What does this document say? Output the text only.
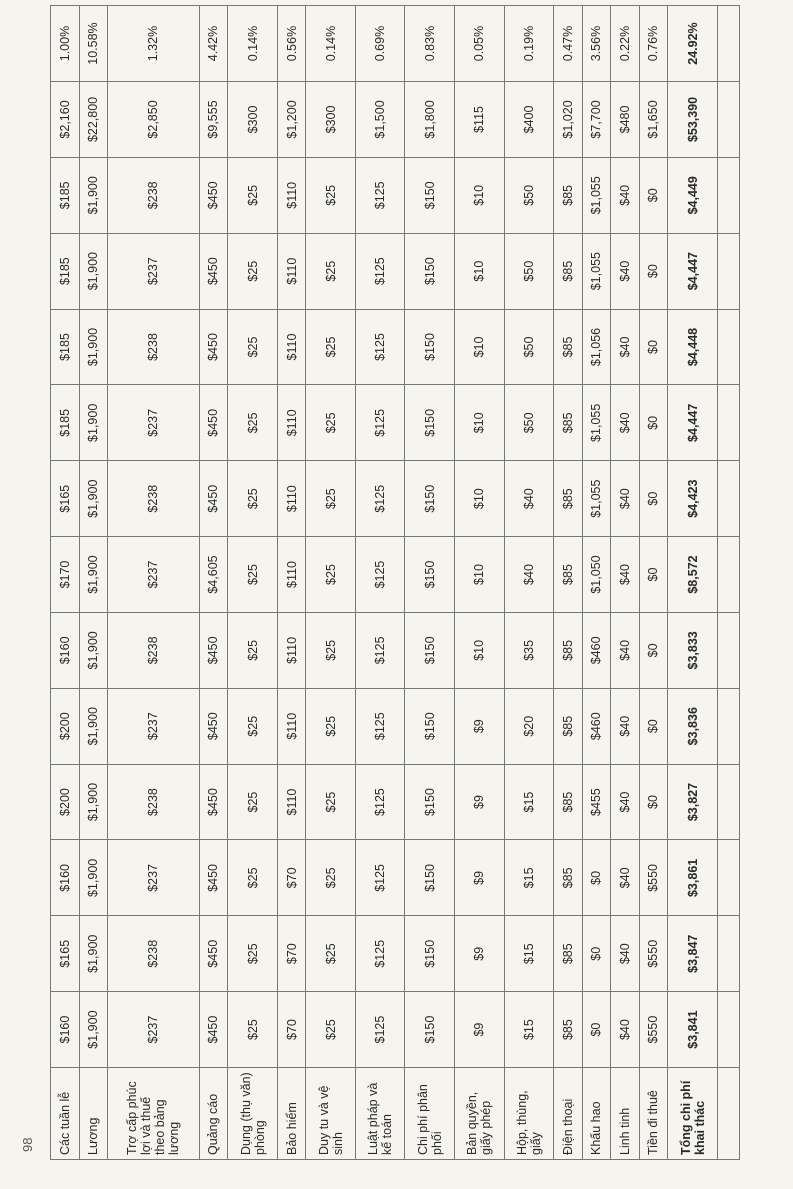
Các tuần lễ	$160	$165	$160	$200	$200	$160	$170	$165	$185	$185	$185	$185	$2,160	1.00%
Lương	$1,900	$1,900	$1,900	$1,900	$1,900	$1,900	$1,900	$1,900	$1,900	$1,900	$1,900	$1,900	$22,800	10.58%
Trợ cấp phúc lợi và thuế theo bảng lương	$237	$238	$237	$238	$237	$238	$237	$238	$237	$238	$237	$238	$2,850	1.32%
Quảng cáo	$450	$450	$450	$450	$450	$450	$4,605	$450	$450	$450	$450	$450	$9,555	4.42%
Dụng (thụ văn) phòng	$25	$25	$25	$25	$25	$25	$25	$25	$25	$25	$25	$25	$300	0.14%
Bảo hiểm	$70	$70	$70	$110	$110	$110	$110	$110	$110	$110	$110	$110	$1,200	0.56%
Duy tu và vệ sinh	$25	$25	$25	$25	$25	$25	$25	$25	$25	$25	$25	$25	$300	0.14%
Luật pháp và kế toán	$125	$125	$125	$125	$125	$125	$125	$125	$125	$125	$125	$125	$1,500	0.69%
Chi phí phân phối	$150	$150	$150	$150	$150	$150	$150	$150	$150	$150	$150	$150	$1,800	0.83%
Bản quyền, giấy phép	$9	$9	$9	$9	$9	$10	$10	$10	$10	$10	$10	$10	$115	0.05%
Hộp, thùng, giấy	$15	$15	$15	$15	$20	$35	$40	$40	$50	$50	$50	$50	$400	0.19%
Điện thoại	$85	$85	$85	$85	$85	$85	$85	$85	$85	$85	$85	$85	$1,020	0.47%
Khấu hao	$0	$0	$0	$455	$460	$460	$1,050	$1,055	$1,055	$1,056	$1,055	$1,055	$7,700	3.56%
Linh tinh	$40	$40	$40	$40	$40	$40	$40	$40	$40	$40	$40	$40	$480	0.22%
Tiền đi thuê	$550	$550	$550	$0	$0	$0	$0	$0	$0	$0	$0	$0	$1,650	0.76%
Tổng chi phí khai thác	$3,841	$3,847	$3,861	$3,827	$3,836	$3,833	$8,572	$4,423	$4,447	$4,448	$4,447	$4,449	$53,390	24.92%

98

__Exercise prompt__:
Locate all lines in the listing above with the word "giấy". Copy them.

__Task result__:
Bản quyền, giấy phép	$9	$9	$9	$9	$9	$10	$10	$10	$10	$10	$10	$10	$115	0.05%
Hộp, thùng, giấy	$15	$15	$15	$15	$20	$35	$40	$40	$50	$50	$50	$50	$400	0.19%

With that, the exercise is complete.